━━━━━ Data for this exercise

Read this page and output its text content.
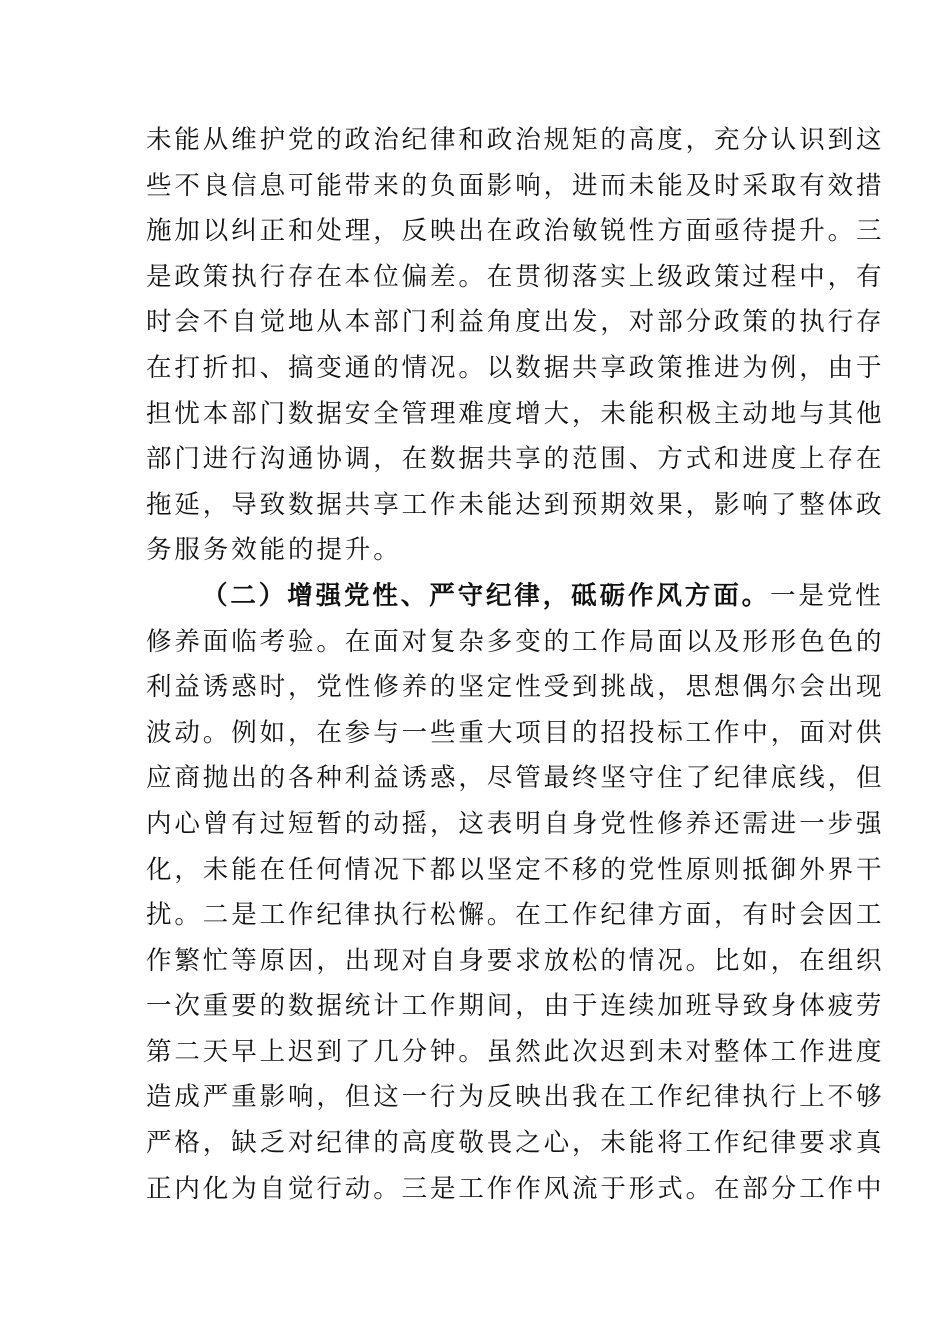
未能从维护党的政治纪律和政治规矩的高度，充分认识到这
些不良信息可能带来的负面影响，进而未能及时采取有效措
施加以纠正和处理，反映出在政治敏锐性方面亟待提升。三
是政策执行存在本位偏差。在贯彻落实上级政策过程中，有
时会不自觉地从本部门利益角度出发，对部分政策的执行存
在打折扣、搞变通的情况。以数据共享政策推进为例，由于
担忧本部门数据安全管理难度增大，未能积极主动地与其他
部门进行沟通协调，在数据共享的范围、方式和进度上存在
拖延，导致数据共享工作未能达到预期效果，影响了整体政
务服务效能的提升。
（二）增强党性、严守纪律，砥砺作风方面。一是党性
修养面临考验。在面对复杂多变的工作局面以及形形色色的
利益诱惑时，党性修养的坚定性受到挑战，思想偶尔会出现
波动。例如，在参与一些重大项目的招投标工作中，面对供
应商抛出的各种利益诱惑，尽管最终坚守住了纪律底线，但
内心曾有过短暂的动摇，这表明自身党性修养还需进一步强
化，未能在任何情况下都以坚定不移的党性原则抵御外界干
扰。二是工作纪律执行松懈。在工作纪律方面，有时会因工
作繁忙等原因，出现对自身要求放松的情况。比如，在组织
一次重要的数据统计工作期间，由于连续加班导致身体疲劳
第二天早上迟到了几分钟。虽然此次迟到未对整体工作进度
造成严重影响，但这一行为反映出我在工作纪律执行上不够
严格，缺乏对纪律的高度敬畏之心，未能将工作纪律要求真
正内化为自觉行动。三是工作作风流于形式。在部分工作中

━━━━━━━━━━

**What you need to do**
Using the records above, output their complete text exactly, minus any images.

**Written response**
Read this page and output its text content.
未能从维护党的政治纪律和政治规矩的高度，充分认识到这
些不良信息可能带来的负面影响，进而未能及时采取有效措
施加以纠正和处理，反映出在政治敏锐性方面亟待提升。三
是政策执行存在本位偏差。在贯彻落实上级政策过程中，有
时会不自觉地从本部门利益角度出发，对部分政策的执行存
在打折扣、搞变通的情况。以数据共享政策推进为例，由于
担忧本部门数据安全管理难度增大，未能积极主动地与其他
部门进行沟通协调，在数据共享的范围、方式和进度上存在
拖延，导致数据共享工作未能达到预期效果，影响了整体政
务服务效能的提升。
（二）增强党性、严守纪律，砥砺作风方面。一是党性
修养面临考验。在面对复杂多变的工作局面以及形形色色的
利益诱惑时，党性修养的坚定性受到挑战，思想偶尔会出现
波动。例如，在参与一些重大项目的招投标工作中，面对供
应商抛出的各种利益诱惑，尽管最终坚守住了纪律底线，但
内心曾有过短暂的动摇，这表明自身党性修养还需进一步强
化，未能在任何情况下都以坚定不移的党性原则抵御外界干
扰。二是工作纪律执行松懈。在工作纪律方面，有时会因工
作繁忙等原因，出现对自身要求放松的情况。比如，在组织
一次重要的数据统计工作期间，由于连续加班导致身体疲劳
第二天早上迟到了几分钟。虽然此次迟到未对整体工作进度
造成严重影响，但这一行为反映出我在工作纪律执行上不够
严格，缺乏对纪律的高度敬畏之心，未能将工作纪律要求真
正内化为自觉行动。三是工作作风流于形式。在部分工作中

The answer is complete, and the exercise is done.